Data records
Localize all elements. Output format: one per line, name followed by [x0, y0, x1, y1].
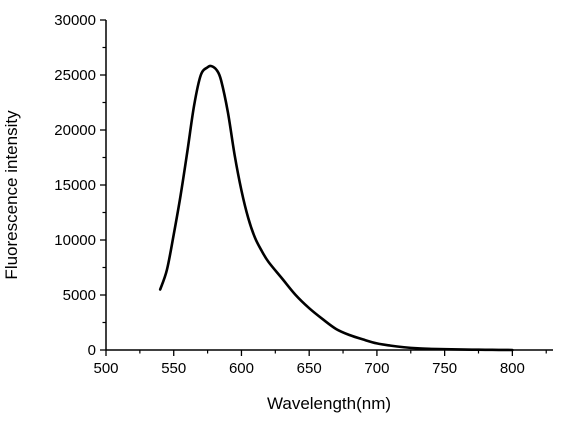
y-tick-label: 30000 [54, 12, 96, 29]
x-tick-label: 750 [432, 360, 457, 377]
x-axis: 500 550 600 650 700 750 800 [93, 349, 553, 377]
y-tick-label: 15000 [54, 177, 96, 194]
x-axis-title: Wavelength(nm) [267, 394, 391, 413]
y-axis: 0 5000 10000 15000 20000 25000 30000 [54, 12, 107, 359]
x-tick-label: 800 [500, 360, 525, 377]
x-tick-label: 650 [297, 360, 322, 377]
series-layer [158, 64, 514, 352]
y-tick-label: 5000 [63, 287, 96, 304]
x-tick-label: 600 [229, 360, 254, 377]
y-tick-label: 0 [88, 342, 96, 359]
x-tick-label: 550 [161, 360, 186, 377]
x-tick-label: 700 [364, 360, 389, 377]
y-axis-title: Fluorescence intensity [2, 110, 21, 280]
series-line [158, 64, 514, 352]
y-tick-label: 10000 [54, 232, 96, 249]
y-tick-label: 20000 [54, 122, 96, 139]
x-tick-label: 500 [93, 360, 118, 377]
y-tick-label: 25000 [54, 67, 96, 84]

◆ **TASK**: Copy all of the entries above word for word, leaving out the pictures.

◆ **WRITTEN RESPONSE**:
Localize all elements. Output format: one per line, name followed by [x0, y0, x1, y1].
y-tick-label: 30000 [54, 12, 96, 29]
x-tick-label: 750 [432, 360, 457, 377]
x-axis: 500 550 600 650 700 750 800 [93, 349, 553, 377]
y-tick-label: 15000 [54, 177, 96, 194]
x-axis-title: Wavelength(nm) [267, 394, 391, 413]
y-axis: 0 5000 10000 15000 20000 25000 30000 [54, 12, 107, 359]
x-tick-label: 800 [500, 360, 525, 377]
x-tick-label: 650 [297, 360, 322, 377]
series-layer [158, 64, 514, 352]
y-tick-label: 5000 [63, 287, 96, 304]
x-tick-label: 600 [229, 360, 254, 377]
y-tick-label: 0 [88, 342, 96, 359]
x-tick-label: 550 [161, 360, 186, 377]
x-tick-label: 700 [364, 360, 389, 377]
y-axis-title: Fluorescence intensity [2, 110, 21, 280]
series-line [158, 64, 514, 352]
y-tick-label: 10000 [54, 232, 96, 249]
y-tick-label: 20000 [54, 122, 96, 139]
x-tick-label: 500 [93, 360, 118, 377]
y-tick-label: 25000 [54, 67, 96, 84]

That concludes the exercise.